§ **What you will do**
Transcribe the material in full, exactly as written.
********
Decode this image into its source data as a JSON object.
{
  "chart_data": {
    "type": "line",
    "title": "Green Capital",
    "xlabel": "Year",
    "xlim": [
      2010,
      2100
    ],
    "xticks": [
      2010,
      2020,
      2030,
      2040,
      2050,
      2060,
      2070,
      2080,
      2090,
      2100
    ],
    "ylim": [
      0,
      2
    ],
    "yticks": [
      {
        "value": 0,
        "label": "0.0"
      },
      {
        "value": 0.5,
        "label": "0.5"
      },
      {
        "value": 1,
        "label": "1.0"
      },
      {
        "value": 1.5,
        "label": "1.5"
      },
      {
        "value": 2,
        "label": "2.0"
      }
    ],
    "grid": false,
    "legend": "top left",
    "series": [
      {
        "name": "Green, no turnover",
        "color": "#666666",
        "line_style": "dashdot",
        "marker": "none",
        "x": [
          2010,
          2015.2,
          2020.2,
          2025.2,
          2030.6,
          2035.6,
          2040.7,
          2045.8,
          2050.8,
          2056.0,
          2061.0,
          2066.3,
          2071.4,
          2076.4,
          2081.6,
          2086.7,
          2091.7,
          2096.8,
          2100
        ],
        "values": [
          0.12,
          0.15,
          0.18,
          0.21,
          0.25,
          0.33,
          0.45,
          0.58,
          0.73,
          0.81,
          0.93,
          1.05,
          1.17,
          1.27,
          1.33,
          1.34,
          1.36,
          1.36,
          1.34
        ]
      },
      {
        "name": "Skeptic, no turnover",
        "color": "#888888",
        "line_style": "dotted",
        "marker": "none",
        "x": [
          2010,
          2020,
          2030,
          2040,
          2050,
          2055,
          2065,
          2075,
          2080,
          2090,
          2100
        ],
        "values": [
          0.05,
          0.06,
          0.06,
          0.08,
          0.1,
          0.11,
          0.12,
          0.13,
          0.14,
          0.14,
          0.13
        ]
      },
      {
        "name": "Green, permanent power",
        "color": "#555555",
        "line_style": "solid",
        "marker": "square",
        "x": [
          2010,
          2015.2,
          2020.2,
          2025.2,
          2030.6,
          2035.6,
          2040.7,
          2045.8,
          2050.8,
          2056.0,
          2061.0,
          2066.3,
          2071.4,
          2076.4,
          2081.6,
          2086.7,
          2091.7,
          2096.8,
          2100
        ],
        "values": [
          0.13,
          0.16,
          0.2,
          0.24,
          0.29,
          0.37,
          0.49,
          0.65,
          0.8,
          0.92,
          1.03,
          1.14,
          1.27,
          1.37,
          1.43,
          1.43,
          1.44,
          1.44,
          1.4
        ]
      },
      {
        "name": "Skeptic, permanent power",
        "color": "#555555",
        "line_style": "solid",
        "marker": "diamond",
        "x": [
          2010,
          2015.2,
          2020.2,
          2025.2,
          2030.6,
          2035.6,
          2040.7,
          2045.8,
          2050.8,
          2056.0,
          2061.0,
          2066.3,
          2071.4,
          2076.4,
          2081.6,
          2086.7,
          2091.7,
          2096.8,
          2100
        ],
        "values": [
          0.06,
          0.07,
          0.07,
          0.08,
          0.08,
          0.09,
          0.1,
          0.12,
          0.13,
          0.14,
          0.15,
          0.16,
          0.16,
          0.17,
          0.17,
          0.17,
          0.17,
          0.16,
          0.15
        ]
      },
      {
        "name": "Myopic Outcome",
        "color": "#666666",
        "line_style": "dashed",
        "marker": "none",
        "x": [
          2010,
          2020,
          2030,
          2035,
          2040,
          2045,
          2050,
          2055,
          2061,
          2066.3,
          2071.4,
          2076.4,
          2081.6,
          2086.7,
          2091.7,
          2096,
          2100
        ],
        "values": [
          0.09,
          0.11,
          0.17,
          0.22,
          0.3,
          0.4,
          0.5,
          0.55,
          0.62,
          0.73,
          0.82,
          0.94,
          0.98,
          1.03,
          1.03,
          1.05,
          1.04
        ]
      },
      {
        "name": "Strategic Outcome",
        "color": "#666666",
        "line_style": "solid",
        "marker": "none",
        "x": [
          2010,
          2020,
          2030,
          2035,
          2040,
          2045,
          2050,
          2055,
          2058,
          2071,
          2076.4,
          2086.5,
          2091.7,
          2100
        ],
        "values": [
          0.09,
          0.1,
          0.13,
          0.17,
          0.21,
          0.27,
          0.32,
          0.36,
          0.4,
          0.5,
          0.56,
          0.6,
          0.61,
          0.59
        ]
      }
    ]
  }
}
********
§ **Correct response**
Decode this image into its source data as a JSON object.
{
  "chart_data": {
    "type": "line",
    "title": "Green Capital",
    "xlabel": "Year",
    "xlim": [
      2010,
      2100
    ],
    "xticks": [
      2010,
      2020,
      2030,
      2040,
      2050,
      2060,
      2070,
      2080,
      2090,
      2100
    ],
    "ylim": [
      0,
      2
    ],
    "yticks": [
      {
        "value": 0,
        "label": "0.0"
      },
      {
        "value": 0.5,
        "label": "0.5"
      },
      {
        "value": 1,
        "label": "1.0"
      },
      {
        "value": 1.5,
        "label": "1.5"
      },
      {
        "value": 2,
        "label": "2.0"
      }
    ],
    "grid": false,
    "legend": "top left",
    "series": [
      {
        "name": "Green, no turnover",
        "color": "#666666",
        "line_style": "dashdot",
        "marker": "none",
        "x": [
          2010,
          2015.2,
          2020.2,
          2025.2,
          2030.6,
          2035.6,
          2040.7,
          2045.8,
          2050.8,
          2056.0,
          2061.0,
          2066.3,
          2071.4,
          2076.4,
          2081.6,
          2086.7,
          2091.7,
          2096.8,
          2100
        ],
        "values": [
          0.12,
          0.15,
          0.18,
          0.21,
          0.25,
          0.33,
          0.45,
          0.58,
          0.73,
          0.81,
          0.93,
          1.05,
          1.17,
          1.27,
          1.33,
          1.34,
          1.36,
          1.36,
          1.34
        ]
      },
      {
        "name": "Skeptic, no turnover",
        "color": "#888888",
        "line_style": "dotted",
        "marker": "none",
        "x": [
          2010,
          2020,
          2030,
          2040,
          2050,
          2055,
          2065,
          2075,
          2080,
          2090,
          2100
        ],
        "values": [
          0.05,
          0.06,
          0.06,
          0.08,
          0.1,
          0.11,
          0.12,
          0.13,
          0.14,
          0.14,
          0.13
        ]
      },
      {
        "name": "Green, permanent power",
        "color": "#555555",
        "line_style": "solid",
        "marker": "square",
        "x": [
          2010,
          2015.2,
          2020.2,
          2025.2,
          2030.6,
          2035.6,
          2040.7,
          2045.8,
          2050.8,
          2056.0,
          2061.0,
          2066.3,
          2071.4,
          2076.4,
          2081.6,
          2086.7,
          2091.7,
          2096.8,
          2100
        ],
        "values": [
          0.13,
          0.16,
          0.2,
          0.24,
          0.29,
          0.37,
          0.49,
          0.65,
          0.8,
          0.92,
          1.03,
          1.14,
          1.27,
          1.37,
          1.43,
          1.43,
          1.44,
          1.44,
          1.4
        ]
      },
      {
        "name": "Skeptic, permanent power",
        "color": "#555555",
        "line_style": "solid",
        "marker": "diamond",
        "x": [
          2010,
          2015.2,
          2020.2,
          2025.2,
          2030.6,
          2035.6,
          2040.7,
          2045.8,
          2050.8,
          2056.0,
          2061.0,
          2066.3,
          2071.4,
          2076.4,
          2081.6,
          2086.7,
          2091.7,
          2096.8,
          2100
        ],
        "values": [
          0.06,
          0.07,
          0.07,
          0.08,
          0.08,
          0.09,
          0.1,
          0.12,
          0.13,
          0.14,
          0.15,
          0.16,
          0.16,
          0.17,
          0.17,
          0.17,
          0.17,
          0.16,
          0.15
        ]
      },
      {
        "name": "Myopic Outcome",
        "color": "#666666",
        "line_style": "dashed",
        "marker": "none",
        "x": [
          2010,
          2020,
          2030,
          2035,
          2040,
          2045,
          2050,
          2055,
          2061,
          2066.3,
          2071.4,
          2076.4,
          2081.6,
          2086.7,
          2091.7,
          2096,
          2100
        ],
        "values": [
          0.09,
          0.11,
          0.17,
          0.22,
          0.3,
          0.4,
          0.5,
          0.55,
          0.62,
          0.73,
          0.82,
          0.94,
          0.98,
          1.03,
          1.03,
          1.05,
          1.04
        ]
      },
      {
        "name": "Strategic Outcome",
        "color": "#666666",
        "line_style": "solid",
        "marker": "none",
        "x": [
          2010,
          2020,
          2030,
          2035,
          2040,
          2045,
          2050,
          2055,
          2058,
          2071,
          2076.4,
          2086.5,
          2091.7,
          2100
        ],
        "values": [
          0.09,
          0.1,
          0.13,
          0.17,
          0.21,
          0.27,
          0.32,
          0.36,
          0.4,
          0.5,
          0.56,
          0.6,
          0.61,
          0.59
        ]
      }
    ]
  }
}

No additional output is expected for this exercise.